### Records for processing
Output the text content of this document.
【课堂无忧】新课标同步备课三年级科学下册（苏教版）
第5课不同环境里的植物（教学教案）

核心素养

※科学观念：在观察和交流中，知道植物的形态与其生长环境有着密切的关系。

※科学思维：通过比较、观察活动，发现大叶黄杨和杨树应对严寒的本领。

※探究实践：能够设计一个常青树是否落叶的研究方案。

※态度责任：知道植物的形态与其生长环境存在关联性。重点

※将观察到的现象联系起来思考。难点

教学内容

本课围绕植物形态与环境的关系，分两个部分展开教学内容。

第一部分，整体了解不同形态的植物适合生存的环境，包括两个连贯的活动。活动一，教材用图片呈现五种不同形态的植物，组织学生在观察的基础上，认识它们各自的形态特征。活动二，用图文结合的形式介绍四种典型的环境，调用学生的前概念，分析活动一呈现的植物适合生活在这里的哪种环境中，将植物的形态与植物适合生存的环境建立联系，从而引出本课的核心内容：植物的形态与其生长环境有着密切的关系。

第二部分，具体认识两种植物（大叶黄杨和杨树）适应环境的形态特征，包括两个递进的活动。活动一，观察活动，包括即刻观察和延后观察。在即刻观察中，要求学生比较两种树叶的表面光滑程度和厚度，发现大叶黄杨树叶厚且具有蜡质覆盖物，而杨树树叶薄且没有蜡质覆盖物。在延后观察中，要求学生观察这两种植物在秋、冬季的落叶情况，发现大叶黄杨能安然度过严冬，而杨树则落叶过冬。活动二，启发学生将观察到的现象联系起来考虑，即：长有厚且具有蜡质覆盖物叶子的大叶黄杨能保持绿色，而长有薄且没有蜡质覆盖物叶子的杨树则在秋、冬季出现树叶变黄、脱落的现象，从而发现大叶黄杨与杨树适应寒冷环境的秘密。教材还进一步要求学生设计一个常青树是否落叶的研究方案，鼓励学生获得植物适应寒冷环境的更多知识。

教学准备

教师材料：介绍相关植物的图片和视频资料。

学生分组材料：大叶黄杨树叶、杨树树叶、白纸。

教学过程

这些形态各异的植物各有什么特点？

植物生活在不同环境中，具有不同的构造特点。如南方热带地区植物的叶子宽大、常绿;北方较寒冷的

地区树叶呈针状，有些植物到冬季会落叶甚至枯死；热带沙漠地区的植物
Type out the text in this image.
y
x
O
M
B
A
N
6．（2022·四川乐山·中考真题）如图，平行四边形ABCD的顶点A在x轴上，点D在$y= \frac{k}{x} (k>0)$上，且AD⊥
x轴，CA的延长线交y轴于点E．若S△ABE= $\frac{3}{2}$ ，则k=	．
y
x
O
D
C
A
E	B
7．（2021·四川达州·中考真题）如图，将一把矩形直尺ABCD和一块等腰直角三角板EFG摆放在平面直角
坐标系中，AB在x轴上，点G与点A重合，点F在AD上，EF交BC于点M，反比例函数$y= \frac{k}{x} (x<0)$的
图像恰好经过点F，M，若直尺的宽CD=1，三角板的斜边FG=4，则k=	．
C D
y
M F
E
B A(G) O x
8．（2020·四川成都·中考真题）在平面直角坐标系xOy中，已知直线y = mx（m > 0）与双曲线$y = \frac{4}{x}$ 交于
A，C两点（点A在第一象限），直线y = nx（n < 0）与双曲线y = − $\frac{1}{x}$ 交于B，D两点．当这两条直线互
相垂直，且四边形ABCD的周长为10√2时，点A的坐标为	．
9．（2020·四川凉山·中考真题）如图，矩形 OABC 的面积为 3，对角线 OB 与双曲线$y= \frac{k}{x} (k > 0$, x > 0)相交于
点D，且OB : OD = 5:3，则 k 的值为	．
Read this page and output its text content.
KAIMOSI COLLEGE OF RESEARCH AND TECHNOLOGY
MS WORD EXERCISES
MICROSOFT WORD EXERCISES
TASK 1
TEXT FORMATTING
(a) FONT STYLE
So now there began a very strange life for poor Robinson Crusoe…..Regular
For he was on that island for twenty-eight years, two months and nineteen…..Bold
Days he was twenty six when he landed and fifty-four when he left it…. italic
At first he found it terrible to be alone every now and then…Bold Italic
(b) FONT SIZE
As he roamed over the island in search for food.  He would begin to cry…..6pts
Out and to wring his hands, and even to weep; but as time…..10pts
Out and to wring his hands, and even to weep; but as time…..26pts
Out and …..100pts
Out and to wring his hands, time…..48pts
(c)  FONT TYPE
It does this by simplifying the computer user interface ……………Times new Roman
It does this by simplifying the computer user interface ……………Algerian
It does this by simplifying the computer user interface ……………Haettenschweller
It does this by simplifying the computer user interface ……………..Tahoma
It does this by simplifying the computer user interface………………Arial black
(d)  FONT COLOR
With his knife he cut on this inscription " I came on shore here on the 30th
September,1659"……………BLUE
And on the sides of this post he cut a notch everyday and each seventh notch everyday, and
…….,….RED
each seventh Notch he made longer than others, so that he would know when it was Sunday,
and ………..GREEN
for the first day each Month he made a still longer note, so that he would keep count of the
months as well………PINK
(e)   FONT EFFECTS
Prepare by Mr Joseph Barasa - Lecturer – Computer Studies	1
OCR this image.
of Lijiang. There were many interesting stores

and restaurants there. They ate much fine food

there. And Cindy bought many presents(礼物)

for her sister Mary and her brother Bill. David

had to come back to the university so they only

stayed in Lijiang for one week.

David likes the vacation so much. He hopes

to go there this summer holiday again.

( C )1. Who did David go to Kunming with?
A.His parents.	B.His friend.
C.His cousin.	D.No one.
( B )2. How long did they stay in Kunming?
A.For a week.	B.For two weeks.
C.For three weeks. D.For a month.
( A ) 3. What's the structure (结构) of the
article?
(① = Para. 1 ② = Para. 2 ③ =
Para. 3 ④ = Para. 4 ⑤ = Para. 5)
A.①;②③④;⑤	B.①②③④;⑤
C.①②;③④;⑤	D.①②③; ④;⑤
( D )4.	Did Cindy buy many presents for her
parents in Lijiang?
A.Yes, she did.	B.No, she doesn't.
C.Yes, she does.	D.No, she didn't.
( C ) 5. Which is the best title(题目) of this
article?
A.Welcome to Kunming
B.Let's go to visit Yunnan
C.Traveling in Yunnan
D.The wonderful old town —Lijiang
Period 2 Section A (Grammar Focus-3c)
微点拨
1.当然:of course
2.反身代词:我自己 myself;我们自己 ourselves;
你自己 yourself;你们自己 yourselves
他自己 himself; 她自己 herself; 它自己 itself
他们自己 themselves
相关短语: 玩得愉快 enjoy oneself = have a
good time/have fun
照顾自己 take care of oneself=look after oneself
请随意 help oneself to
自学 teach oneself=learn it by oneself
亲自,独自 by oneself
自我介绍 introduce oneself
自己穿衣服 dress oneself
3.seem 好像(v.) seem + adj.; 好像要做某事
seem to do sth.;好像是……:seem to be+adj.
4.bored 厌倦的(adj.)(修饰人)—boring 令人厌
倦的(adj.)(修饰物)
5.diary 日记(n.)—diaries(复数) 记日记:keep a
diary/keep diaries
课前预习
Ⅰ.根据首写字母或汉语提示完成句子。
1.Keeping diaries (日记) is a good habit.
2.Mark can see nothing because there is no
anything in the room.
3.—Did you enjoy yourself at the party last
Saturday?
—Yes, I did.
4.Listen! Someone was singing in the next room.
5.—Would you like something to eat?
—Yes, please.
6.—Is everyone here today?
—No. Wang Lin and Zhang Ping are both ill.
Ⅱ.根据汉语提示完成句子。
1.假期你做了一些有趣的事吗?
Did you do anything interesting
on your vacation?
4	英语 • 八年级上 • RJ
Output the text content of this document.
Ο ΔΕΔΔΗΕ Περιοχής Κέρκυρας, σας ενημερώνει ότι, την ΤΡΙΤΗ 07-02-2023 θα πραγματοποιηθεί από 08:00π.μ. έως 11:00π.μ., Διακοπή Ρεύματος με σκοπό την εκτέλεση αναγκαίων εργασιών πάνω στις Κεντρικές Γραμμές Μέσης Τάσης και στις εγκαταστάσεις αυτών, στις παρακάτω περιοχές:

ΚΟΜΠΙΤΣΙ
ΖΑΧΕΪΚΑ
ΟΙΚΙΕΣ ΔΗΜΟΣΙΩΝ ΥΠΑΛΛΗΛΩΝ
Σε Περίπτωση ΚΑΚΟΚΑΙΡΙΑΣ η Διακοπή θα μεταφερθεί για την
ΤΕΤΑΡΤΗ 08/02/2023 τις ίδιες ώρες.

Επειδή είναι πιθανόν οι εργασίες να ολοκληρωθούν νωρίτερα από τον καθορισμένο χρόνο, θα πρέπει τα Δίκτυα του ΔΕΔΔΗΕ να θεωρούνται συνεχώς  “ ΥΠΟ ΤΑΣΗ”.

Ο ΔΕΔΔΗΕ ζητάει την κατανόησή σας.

### Problem requirements
Pick out all the lines with the word "Yunnan" in them and copy them.

### Correct result
B.Let's go to visit Yunnan
C.Traveling in Yunnan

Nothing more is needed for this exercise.